• Document passage:

The Root complex includes the PCI bus, some configuration registers if
needed, provides access to the configuration space, translates relevant CPU
reads/writes to PCI(e) transactions...

>> Now... from what Laine was saying it sounds like more of the
>> differences between PCI-E placement and PCI placement may be
>> implemented by libvirt than qemu than I realized.  So possibly we do
>> want to make the bus be PCI-E on the qemu side, but have libvirt use
>> the vanilla-PCI placement guidelines rather than PCI-E for pseries.
>
> Basically the special casing I was mentioning earlier.

That looks complicated.. I wish I would no more about the pseries
PCIe stuff, does any one know where I can get the info ? (besides 'google it'...)

>
> [...]
>>> Maybe I just don't quite get the relationship between Root
>>> Complexes and Root Buses, but I guess my question is: what
>>> is preventing us from simply doing whatever a
>>> spapr-pci-host-bridge is doing in order to expose a legacy
>>> PCI Root Bus (pci.*) to the guest, and create a new
>>> spapr-pcie-host-bridge that exposes a PCIe Root Bus (pcie.*)
>>> instead?
>>
>> Hrm, the suggestion of providing both a vanilla-PCI and PCI-E host
>> bridge came up before.  I think one of us spotted a problem with that,
>> but I don't recall what it was now.  I guess one is how libvirt would
>> map it's stupid-fake-domain-numbers to which root bus to use.
>

This would be a weird configuration, I never heard of something like that
on a bare metal machine, but I never worked on pseries, who knows...

> That issue is relevant whether or nor we have different PHB
> flavors, isn't it? As soon as multiple PHBs are present in
> a pseries guest, multiple PCI domains will be there as well,
> and we need to handle that somehow.
>
> On q35, on the other hand, I haven't been able to find a way
> to create extra PCI domains: adding a pxb-pcie certainly
> didn't work the same as adding an extra spapr-pci-host-bridge
> in that regard.
>

Indeed, all the pxb-pcie devices "share" the same domain.

> [...]
>>> Maybe we should have a different model, specific to
>>> pseries guests, instead, so that all PHBs would look the
>>> same in the guest XML, something like
>>>
>>>    <controller type='pci' model='phb-pcie'/>
>>>
>>> It would require shuffling libvirt's PCI address allocation
>>> code around quite a bit, but it should be doable. And if it
>>> makes life easier for our users, then it's worth it.

• Data excerpts:
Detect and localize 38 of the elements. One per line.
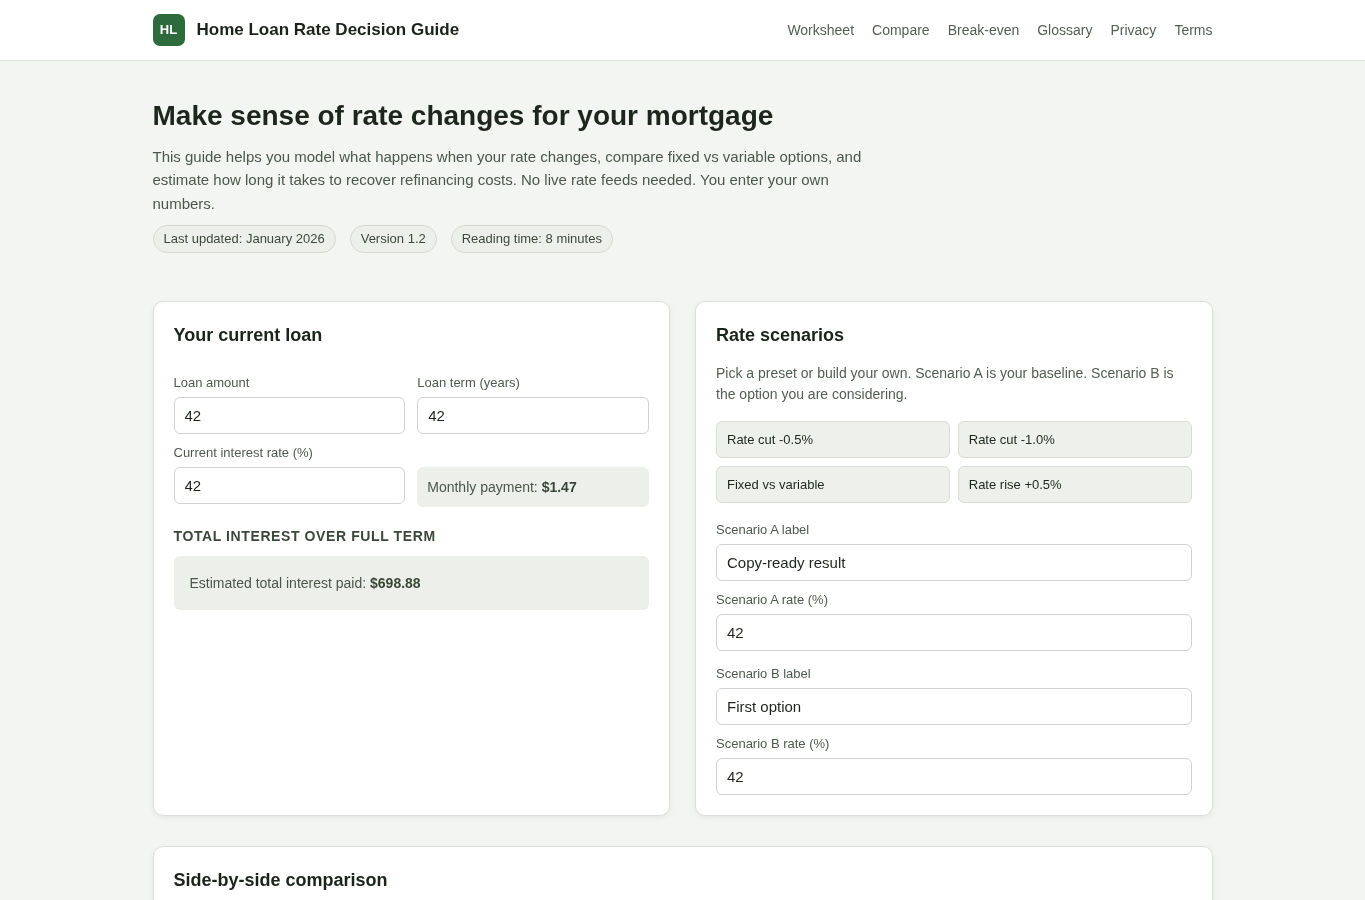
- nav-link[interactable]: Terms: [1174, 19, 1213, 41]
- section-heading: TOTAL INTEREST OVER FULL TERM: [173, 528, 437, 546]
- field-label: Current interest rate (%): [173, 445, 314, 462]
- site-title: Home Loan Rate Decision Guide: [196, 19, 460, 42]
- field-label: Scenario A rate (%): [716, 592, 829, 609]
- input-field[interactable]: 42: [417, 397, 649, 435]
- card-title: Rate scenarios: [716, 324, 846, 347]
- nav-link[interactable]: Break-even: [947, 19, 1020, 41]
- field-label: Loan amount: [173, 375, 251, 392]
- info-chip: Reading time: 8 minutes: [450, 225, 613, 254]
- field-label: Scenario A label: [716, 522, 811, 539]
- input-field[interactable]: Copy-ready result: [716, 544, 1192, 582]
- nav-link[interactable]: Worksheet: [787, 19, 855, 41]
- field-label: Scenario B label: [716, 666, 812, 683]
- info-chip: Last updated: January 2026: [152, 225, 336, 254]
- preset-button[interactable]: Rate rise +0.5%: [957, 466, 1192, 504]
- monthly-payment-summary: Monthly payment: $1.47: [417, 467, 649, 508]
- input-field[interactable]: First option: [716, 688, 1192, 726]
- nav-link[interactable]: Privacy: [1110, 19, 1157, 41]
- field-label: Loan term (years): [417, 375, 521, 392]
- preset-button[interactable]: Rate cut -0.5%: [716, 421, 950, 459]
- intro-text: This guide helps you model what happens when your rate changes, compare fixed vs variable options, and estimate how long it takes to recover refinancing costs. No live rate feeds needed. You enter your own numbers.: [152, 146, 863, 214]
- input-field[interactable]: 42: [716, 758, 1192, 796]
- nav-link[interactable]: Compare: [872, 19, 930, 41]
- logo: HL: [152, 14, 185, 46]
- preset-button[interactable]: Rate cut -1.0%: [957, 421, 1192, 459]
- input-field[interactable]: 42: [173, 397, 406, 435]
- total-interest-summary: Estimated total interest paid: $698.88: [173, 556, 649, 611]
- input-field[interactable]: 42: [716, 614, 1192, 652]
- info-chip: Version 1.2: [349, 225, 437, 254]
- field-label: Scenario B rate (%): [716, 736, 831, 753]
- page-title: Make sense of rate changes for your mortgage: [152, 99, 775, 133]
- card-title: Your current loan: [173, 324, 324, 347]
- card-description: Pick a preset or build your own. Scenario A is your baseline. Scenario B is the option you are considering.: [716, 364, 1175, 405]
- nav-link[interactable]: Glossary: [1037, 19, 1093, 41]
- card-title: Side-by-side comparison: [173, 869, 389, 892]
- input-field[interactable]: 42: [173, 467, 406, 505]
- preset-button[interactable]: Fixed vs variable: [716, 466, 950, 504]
* * *
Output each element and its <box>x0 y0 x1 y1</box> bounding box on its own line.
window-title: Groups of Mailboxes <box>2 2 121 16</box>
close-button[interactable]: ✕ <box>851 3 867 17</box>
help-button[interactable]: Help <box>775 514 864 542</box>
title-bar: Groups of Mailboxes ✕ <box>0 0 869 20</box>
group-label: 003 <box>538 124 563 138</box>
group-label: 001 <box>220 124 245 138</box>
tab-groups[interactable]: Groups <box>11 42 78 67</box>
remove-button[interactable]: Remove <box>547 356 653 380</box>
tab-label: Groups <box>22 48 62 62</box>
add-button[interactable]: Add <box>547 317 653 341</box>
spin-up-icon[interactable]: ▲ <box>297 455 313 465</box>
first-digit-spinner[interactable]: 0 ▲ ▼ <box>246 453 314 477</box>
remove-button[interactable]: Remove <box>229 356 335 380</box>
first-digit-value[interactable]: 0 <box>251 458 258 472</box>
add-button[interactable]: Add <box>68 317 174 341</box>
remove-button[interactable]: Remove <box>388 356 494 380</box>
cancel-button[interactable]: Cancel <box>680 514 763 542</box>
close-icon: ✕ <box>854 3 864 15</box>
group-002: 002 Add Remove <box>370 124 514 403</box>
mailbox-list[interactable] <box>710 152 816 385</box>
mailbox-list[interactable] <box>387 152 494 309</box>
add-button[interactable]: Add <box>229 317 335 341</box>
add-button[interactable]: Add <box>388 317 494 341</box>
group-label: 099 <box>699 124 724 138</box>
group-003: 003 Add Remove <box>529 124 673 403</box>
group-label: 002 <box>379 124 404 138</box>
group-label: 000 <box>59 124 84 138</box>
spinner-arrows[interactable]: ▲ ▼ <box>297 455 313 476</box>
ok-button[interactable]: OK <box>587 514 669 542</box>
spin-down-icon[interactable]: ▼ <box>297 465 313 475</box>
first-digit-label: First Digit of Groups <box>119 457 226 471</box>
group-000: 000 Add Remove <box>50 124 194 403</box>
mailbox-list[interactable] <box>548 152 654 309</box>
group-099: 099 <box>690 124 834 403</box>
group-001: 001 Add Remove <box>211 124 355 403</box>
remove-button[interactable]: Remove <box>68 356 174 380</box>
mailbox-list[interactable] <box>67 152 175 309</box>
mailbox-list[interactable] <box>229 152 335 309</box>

• Task statement: Extend the mailing-list thread about PCI and PCIe host bridges for pseries guests, starting right after its last line. You won't need the rows for this.

• Response for this exercise:
>>
>> Hrm.  So my first inclination would be to stick with the generic
>> names, and map those to creating new pseries host bridges on pseries
>> guests.  I would have thought that would be the easier option for
>> users.  But I may not have realized all the implications yet.
>
> You're probably right, but I can't immediately see how we
> would make the user aware of which PHB is which. Maybe we
> could add some sub-element or extra attribute...
>
> Anyway, we should not focus too much on this specific bit
> at the moment, deciding on a specific XML is mostly
> bikeshedding :)
>
> [...]
>>> * Eduardo's work, which you mentioned, is going to be very
>>>    beneficial in the long run; in the short run, Marcel's
>>>    PCIe device placement guidelines, a document that has seen
>>>    contributions from QEMU, OVMF and libvirt developers, have
>>>    been invaluable to improve libvirt's PCI address allocation
>>>    logic. So we're already doing better, and more improvements
>>>    are on the way :)
>>
>> Right.. so here's the thing, I strongly suspect that Marcel's
>> guidelines will not be correct for pseries.

We should make the document stick for all PCIe archs, if we need
to modify it, let's do it.

   I'm not sure if they'll
>> be definitively wrong, or just different enough from PowerVM that it
>> might confuse guests, but either way.
>

I really need to understand how it would confuse the guests,
it does not deviate from the PCIe spec, it only adds some restrictions.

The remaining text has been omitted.